[Begin PROVIDED ENTRIES]
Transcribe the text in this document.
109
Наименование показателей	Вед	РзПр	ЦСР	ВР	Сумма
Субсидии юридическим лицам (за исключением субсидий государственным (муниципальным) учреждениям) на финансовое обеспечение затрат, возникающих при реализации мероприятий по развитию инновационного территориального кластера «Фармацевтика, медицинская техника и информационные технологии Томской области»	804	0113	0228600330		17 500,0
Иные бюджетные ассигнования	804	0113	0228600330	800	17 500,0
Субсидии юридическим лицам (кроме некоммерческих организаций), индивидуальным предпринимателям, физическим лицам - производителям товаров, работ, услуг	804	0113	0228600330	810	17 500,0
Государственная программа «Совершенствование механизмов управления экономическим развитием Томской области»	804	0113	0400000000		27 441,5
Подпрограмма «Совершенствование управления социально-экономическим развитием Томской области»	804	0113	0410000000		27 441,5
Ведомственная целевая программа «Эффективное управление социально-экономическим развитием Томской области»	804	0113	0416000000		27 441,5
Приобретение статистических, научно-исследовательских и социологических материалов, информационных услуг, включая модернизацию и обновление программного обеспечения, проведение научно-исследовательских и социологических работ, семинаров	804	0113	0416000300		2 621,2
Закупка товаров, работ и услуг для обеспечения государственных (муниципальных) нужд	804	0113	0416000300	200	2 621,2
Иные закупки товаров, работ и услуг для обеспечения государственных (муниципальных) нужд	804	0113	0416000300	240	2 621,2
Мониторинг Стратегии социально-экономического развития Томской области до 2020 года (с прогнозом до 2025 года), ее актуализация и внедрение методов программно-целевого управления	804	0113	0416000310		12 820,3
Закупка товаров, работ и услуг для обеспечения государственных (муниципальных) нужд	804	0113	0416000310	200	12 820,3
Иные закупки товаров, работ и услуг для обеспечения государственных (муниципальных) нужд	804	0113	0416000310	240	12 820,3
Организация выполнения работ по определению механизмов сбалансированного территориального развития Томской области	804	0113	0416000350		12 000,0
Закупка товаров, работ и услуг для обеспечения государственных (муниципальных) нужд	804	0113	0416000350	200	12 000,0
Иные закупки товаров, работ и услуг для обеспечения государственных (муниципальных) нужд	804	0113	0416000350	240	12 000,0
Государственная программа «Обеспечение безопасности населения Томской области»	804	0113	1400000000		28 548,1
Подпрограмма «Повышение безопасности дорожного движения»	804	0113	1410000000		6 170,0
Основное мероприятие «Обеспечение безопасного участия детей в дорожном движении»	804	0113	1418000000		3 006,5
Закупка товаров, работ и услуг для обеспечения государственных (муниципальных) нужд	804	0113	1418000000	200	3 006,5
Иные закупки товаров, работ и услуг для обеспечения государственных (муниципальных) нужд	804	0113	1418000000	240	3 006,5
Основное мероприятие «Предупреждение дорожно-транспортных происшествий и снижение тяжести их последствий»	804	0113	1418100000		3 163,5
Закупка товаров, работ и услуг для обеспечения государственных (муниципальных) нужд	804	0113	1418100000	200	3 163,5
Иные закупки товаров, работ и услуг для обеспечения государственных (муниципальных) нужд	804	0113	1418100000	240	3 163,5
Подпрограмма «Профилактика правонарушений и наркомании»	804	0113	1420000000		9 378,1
[End PROVIDED ENTRIES]
REQUEST: Select, from the listing, all lines that include the word "безопасности".

RESPONSE:
Государственная программа «Обеспечение безопасности населения Томской области»	804	0113	1400000000		28 548,1
Подпрограмма «Повышение безопасности дорожного движения»	804	0113	1410000000		6 170,0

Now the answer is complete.